## What is being asked:
Make an exact copy of the listing below.

## Data for this task:
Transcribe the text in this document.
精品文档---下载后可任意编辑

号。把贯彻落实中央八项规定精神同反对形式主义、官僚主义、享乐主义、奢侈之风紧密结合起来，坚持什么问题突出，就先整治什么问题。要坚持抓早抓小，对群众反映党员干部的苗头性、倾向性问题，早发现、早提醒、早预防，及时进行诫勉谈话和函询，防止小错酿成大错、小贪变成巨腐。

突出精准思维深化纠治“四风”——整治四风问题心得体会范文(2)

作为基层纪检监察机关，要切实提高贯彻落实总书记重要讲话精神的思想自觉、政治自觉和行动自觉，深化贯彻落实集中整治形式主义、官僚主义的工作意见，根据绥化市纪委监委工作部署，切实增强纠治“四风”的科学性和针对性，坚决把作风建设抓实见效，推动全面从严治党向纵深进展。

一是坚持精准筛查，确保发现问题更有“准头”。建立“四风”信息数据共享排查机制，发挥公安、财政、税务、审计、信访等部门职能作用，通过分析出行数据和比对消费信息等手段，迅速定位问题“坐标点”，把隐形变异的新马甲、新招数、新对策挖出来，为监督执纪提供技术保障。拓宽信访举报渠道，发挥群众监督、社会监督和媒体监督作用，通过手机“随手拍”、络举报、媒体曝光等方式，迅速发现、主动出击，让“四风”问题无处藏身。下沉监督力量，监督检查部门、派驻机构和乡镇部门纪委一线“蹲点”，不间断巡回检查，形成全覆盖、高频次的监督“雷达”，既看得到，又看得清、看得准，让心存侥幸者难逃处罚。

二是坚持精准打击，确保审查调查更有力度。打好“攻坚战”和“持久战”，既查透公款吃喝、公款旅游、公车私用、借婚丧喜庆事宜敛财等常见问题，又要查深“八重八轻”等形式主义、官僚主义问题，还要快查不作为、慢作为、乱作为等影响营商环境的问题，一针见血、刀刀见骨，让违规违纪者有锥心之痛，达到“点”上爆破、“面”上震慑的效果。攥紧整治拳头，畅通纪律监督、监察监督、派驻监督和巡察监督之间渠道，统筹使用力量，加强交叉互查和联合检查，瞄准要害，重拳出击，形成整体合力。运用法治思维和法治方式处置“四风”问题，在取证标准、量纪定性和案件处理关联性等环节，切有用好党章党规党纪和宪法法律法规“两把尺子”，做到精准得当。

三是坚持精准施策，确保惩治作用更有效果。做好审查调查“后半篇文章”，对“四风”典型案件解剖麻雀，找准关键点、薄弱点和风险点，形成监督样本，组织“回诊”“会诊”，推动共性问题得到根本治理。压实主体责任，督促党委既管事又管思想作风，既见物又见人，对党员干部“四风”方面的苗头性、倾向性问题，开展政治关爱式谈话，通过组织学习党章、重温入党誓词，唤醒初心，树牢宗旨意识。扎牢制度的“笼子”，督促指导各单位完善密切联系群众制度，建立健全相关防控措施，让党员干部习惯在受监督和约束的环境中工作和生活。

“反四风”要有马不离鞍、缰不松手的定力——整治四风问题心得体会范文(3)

## Answer below:
Transcribe the text in this document.
精品文档---下载后可任意编辑

号。把贯彻落实中央八项规定精神同反对形式主义、官僚主义、享乐主义、奢侈之风紧密结合起来，坚持什么问题突出，就先整治什么问题。要坚持抓早抓小，对群众反映党员干部的苗头性、倾向性问题，早发现、早提醒、早预防，及时进行诫勉谈话和函询，防止小错酿成大错、小贪变成巨腐。

突出精准思维深化纠治“四风”——整治四风问题心得体会范文(2)

作为基层纪检监察机关，要切实提高贯彻落实总书记重要讲话精神的思想自觉、政治自觉和行动自觉，深化贯彻落实集中整治形式主义、官僚主义的工作意见，根据绥化市纪委监委工作部署，切实增强纠治“四风”的科学性和针对性，坚决把作风建设抓实见效，推动全面从严治党向纵深进展。

一是坚持精准筛查，确保发现问题更有“准头”。建立“四风”信息数据共享排查机制，发挥公安、财政、税务、审计、信访等部门职能作用，通过分析出行数据和比对消费信息等手段，迅速定位问题“坐标点”，把隐形变异的新马甲、新招数、新对策挖出来，为监督执纪提供技术保障。拓宽信访举报渠道，发挥群众监督、社会监督和媒体监督作用，通过手机“随手拍”、络举报、媒体曝光等方式，迅速发现、主动出击，让“四风”问题无处藏身。下沉监督力量，监督检查部门、派驻机构和乡镇部门纪委一线“蹲点”，不间断巡回检查，形成全覆盖、高频次的监督“雷达”，既看得到，又看得清、看得准，让心存侥幸者难逃处罚。

二是坚持精准打击，确保审查调查更有力度。打好“攻坚战”和“持久战”，既查透公款吃喝、公款旅游、公车私用、借婚丧喜庆事宜敛财等常见问题，又要查深“八重八轻”等形式主义、官僚主义问题，还要快查不作为、慢作为、乱作为等影响营商环境的问题，一针见血、刀刀见骨，让违规违纪者有锥心之痛，达到“点”上爆破、“面”上震慑的效果。攥紧整治拳头，畅通纪律监督、监察监督、派驻监督和巡察监督之间渠道，统筹使用力量，加强交叉互查和联合检查，瞄准要害，重拳出击，形成整体合力。运用法治思维和法治方式处置“四风”问题，在取证标准、量纪定性和案件处理关联性等环节，切有用好党章党规党纪和宪法法律法规“两把尺子”，做到精准得当。

三是坚持精准施策，确保惩治作用更有效果。做好审查调查“后半篇文章”，对“四风”典型案件解剖麻雀，找准关键点、薄弱点和风险点，形成监督样本，组织“回诊”“会诊”，推动共性问题得到根本治理。压实主体责任，督促党委既管事又管思想作风，既见物又见人，对党员干部“四风”方面的苗头性、倾向性问题，开展政治关爱式谈话，通过组织学习党章、重温入党誓词，唤醒初心，树牢宗旨意识。扎牢制度的“笼子”，督促指导各单位完善密切联系群众制度，建立健全相关防控措施，让党员干部习惯在受监督和约束的环境中工作和生活。

“反四风”要有马不离鞍、缰不松手的定力——整治四风问题心得体会范文(3)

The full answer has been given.